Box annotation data
>>
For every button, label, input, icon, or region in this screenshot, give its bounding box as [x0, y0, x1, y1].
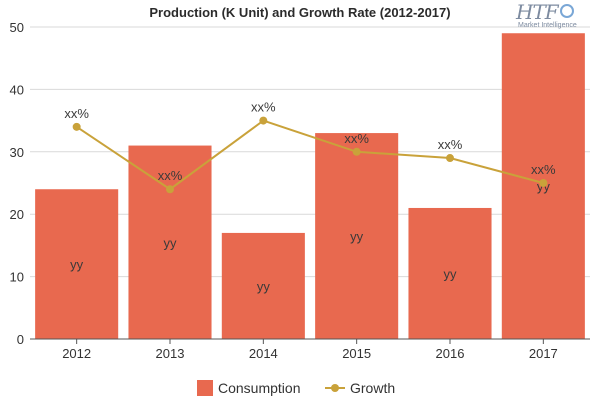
- axes: 0 10 20 30 40 50 2012 2013 2014 2015 2016 2017: [10, 20, 590, 361]
- growth-point-2013: [166, 185, 174, 194]
- y-tick-label: 50: [10, 20, 24, 35]
- grid-lines: [30, 26, 590, 278]
- legend-label-consumption: Consumption: [218, 380, 301, 396]
- bar-data-label: yy: [70, 257, 84, 272]
- y-tick-label: 0: [17, 332, 24, 347]
- y-tick-label: 40: [10, 82, 24, 97]
- x-tick-label: 2017: [529, 346, 558, 361]
- growth-data-label: xx%: [438, 137, 463, 152]
- legend-label-growth: Growth: [350, 380, 395, 396]
- bar-2012: [35, 189, 119, 339]
- bar-2016: [408, 207, 492, 339]
- growth-point-2014: [259, 116, 268, 125]
- growth-point-2015: [352, 147, 361, 156]
- bar-data-label: yy: [444, 266, 458, 281]
- bar-labels: yyyyyyyyyyyy: [70, 179, 550, 294]
- x-tick-label: 2012: [62, 346, 91, 361]
- chart-title: Production (K Unit) and Growth Rate (201…: [149, 5, 450, 20]
- growth-data-label: xx%: [531, 162, 556, 177]
- growth-labels: xx% xx% xx% xx% xx% xx%: [64, 100, 556, 184]
- bar-data-label: yy: [164, 235, 178, 250]
- x-tick-label: 2016: [436, 346, 465, 361]
- growth-data-label: xx%: [158, 168, 183, 183]
- x-tick-label: 2013: [156, 346, 185, 361]
- y-tick-label: 20: [10, 207, 24, 222]
- logo-tagline: Market Intelligence: [518, 22, 577, 29]
- growth-line: [76, 119, 544, 191]
- bar-2014: [221, 232, 305, 339]
- growth-point-2017: [539, 179, 548, 187]
- x-tick-label: 2014: [249, 346, 278, 361]
- growth-data-label: xx%: [64, 106, 89, 121]
- y-tick-label: 10: [10, 270, 24, 285]
- growth-point-2016: [446, 154, 454, 163]
- bar-2013: [128, 145, 212, 339]
- bar-data-label: yy: [257, 279, 271, 294]
- x-tick-label: 2015: [342, 346, 371, 361]
- globe-icon: [560, 4, 574, 18]
- growth-point-2012: [72, 122, 81, 131]
- logo-mark: HTF: [516, 0, 559, 24]
- legend: Consumption Growth: [197, 380, 395, 396]
- bar-data-label: yy: [350, 229, 364, 244]
- growth-line-series: [72, 116, 548, 194]
- growth-data-label: xx%: [251, 100, 276, 115]
- legend-swatch-consumption: [197, 380, 213, 396]
- y-tick-label: 30: [10, 145, 24, 160]
- growth-data-label: xx%: [344, 131, 369, 146]
- brand-logo: HTF Market Intelligence: [508, 0, 590, 32]
- bar-2015: [315, 133, 399, 339]
- bar-series: [35, 33, 585, 340]
- legend-swatch-growth-marker: [331, 384, 339, 392]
<<
◆ Problem requirements: Can you lay out all of the lines above as a numbered list, dropping any blank lines and leaving out the pictures?

◆ Response to this task:
1. For every button, label, input, icon, or region in this screenshot, give its bounding box as [x0, y0, x1, y1].
2. - axes: 0 10 20 30 40 50 2012 2013 2014 2015 2016 2017: [10, 20, 590, 361]
3. - growth-point-2013: [166, 185, 174, 194]
4. - y-tick-label: 50: [10, 20, 24, 35]
5. - grid-lines: [30, 26, 590, 278]
6. - legend-label-consumption: Consumption: [218, 380, 301, 396]
7. - bar-data-label: yy: [70, 257, 84, 272]
8. - y-tick-label: 0: [17, 332, 24, 347]
9. - y-tick-label: 40: [10, 82, 24, 97]
10. - x-tick-label: 2017: [529, 346, 558, 361]
11. - growth-data-label: xx%: [438, 137, 463, 152]
12. - legend-label-growth: Growth: [350, 380, 395, 396]
13. - bar-2012: [35, 189, 119, 339]
14. - bar-2016: [408, 207, 492, 339]
15. - growth-point-2014: [259, 116, 268, 125]
16. - growth-point-2015: [352, 147, 361, 156]
17. - bar-data-label: yy: [444, 266, 458, 281]
18. - bar-labels: yyyyyyyyyyyy: [70, 179, 550, 294]
19. - x-tick-label: 2012: [62, 346, 91, 361]
20. - chart-title: Production (K Unit) and Growth Rate (201…: [149, 5, 450, 20]
21. - growth-data-label: xx%: [531, 162, 556, 177]
22. - growth-labels: xx% xx% xx% xx% xx% xx%: [64, 100, 556, 184]
23. - bar-data-label: yy: [164, 235, 178, 250]
24. - x-tick-label: 2016: [436, 346, 465, 361]
25. - growth-data-label: xx%: [158, 168, 183, 183]
26. - x-tick-label: 2013: [156, 346, 185, 361]
27. - y-tick-label: 20: [10, 207, 24, 222]
28. - logo-tagline: Market Intelligence: [518, 22, 577, 29]
29. - growth-line: [76, 119, 544, 191]
30. - bar-2014: [221, 232, 305, 339]
31. - growth-point-2017: [539, 179, 548, 187]
32. - x-tick-label: 2014: [249, 346, 278, 361]
33. - growth-data-label: xx%: [64, 106, 89, 121]
34. - y-tick-label: 10: [10, 270, 24, 285]
35. - growth-point-2016: [446, 154, 454, 163]
36. - bar-2013: [128, 145, 212, 339]
37. - bar-data-label: yy: [257, 279, 271, 294]
38. - x-tick-label: 2015: [342, 346, 371, 361]
39. - globe-icon: [560, 4, 574, 18]
40. - growth-point-2012: [72, 122, 81, 131]
41. - logo-mark: HTF: [516, 0, 559, 24]
42. - legend: Consumption Growth: [197, 380, 395, 396]
43. - bar-data-label: yy: [350, 229, 364, 244]
44. - growth-line-series: [72, 116, 548, 194]
45. - growth-data-label: xx%: [251, 100, 276, 115]
46. - legend-swatch-consumption: [197, 380, 213, 396]
47. - y-tick-label: 30: [10, 145, 24, 160]
48. - growth-data-label: xx%: [344, 131, 369, 146]
49. - brand-logo: HTF Market Intelligence: [508, 0, 590, 32]
50. - bar-2015: [315, 133, 399, 339]
51. - bar-series: [35, 33, 585, 340]
52. - legend-swatch-growth-marker: [331, 384, 339, 392]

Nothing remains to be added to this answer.